**Task description:** Restate the entries below verbatim.

◆ ◆ ◆

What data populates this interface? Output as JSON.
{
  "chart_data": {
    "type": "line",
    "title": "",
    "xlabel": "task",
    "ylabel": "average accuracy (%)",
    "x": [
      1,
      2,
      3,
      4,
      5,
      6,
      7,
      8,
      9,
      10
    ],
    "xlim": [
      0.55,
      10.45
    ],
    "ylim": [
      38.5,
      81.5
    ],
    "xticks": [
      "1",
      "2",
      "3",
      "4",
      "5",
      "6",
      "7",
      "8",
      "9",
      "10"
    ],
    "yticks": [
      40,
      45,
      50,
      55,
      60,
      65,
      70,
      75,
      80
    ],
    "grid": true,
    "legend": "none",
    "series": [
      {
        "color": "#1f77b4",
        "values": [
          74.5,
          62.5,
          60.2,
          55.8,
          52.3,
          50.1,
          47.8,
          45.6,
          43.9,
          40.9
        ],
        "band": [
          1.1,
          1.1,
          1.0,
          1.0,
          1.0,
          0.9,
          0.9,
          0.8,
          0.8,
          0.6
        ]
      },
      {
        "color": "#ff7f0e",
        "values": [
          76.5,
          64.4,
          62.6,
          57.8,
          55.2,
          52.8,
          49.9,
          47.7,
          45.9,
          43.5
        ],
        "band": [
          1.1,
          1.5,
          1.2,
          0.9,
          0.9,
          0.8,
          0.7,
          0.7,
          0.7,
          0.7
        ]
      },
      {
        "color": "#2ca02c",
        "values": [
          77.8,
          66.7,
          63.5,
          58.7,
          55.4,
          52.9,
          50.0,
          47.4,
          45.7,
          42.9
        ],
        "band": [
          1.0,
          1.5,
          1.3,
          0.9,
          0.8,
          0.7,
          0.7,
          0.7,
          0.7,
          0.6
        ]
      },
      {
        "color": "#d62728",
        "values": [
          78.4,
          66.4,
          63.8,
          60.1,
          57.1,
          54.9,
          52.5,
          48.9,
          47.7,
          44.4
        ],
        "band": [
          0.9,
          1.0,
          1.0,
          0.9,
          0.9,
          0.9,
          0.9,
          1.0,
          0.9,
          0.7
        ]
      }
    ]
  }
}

◆ ◆ ◆

**Solution below:**
What data populates this interface? Output as JSON.
{
  "chart_data": {
    "type": "line",
    "title": "",
    "xlabel": "task",
    "ylabel": "average accuracy (%)",
    "x": [
      1,
      2,
      3,
      4,
      5,
      6,
      7,
      8,
      9,
      10
    ],
    "xlim": [
      0.55,
      10.45
    ],
    "ylim": [
      38.5,
      81.5
    ],
    "xticks": [
      "1",
      "2",
      "3",
      "4",
      "5",
      "6",
      "7",
      "8",
      "9",
      "10"
    ],
    "yticks": [
      40,
      45,
      50,
      55,
      60,
      65,
      70,
      75,
      80
    ],
    "grid": true,
    "legend": "none",
    "series": [
      {
        "color": "#1f77b4",
        "values": [
          74.5,
          62.5,
          60.2,
          55.8,
          52.3,
          50.1,
          47.8,
          45.6,
          43.9,
          40.9
        ],
        "band": [
          1.1,
          1.1,
          1.0,
          1.0,
          1.0,
          0.9,
          0.9,
          0.8,
          0.8,
          0.6
        ]
      },
      {
        "color": "#ff7f0e",
        "values": [
          76.5,
          64.4,
          62.6,
          57.8,
          55.2,
          52.8,
          49.9,
          47.7,
          45.9,
          43.5
        ],
        "band": [
          1.1,
          1.5,
          1.2,
          0.9,
          0.9,
          0.8,
          0.7,
          0.7,
          0.7,
          0.7
        ]
      },
      {
        "color": "#2ca02c",
        "values": [
          77.8,
          66.7,
          63.5,
          58.7,
          55.4,
          52.9,
          50.0,
          47.4,
          45.7,
          42.9
        ],
        "band": [
          1.0,
          1.5,
          1.3,
          0.9,
          0.8,
          0.7,
          0.7,
          0.7,
          0.7,
          0.6
        ]
      },
      {
        "color": "#d62728",
        "values": [
          78.4,
          66.4,
          63.8,
          60.1,
          57.1,
          54.9,
          52.5,
          48.9,
          47.7,
          44.4
        ],
        "band": [
          0.9,
          1.0,
          1.0,
          0.9,
          0.9,
          0.9,
          0.9,
          1.0,
          0.9,
          0.7
        ]
      }
    ]
  }
}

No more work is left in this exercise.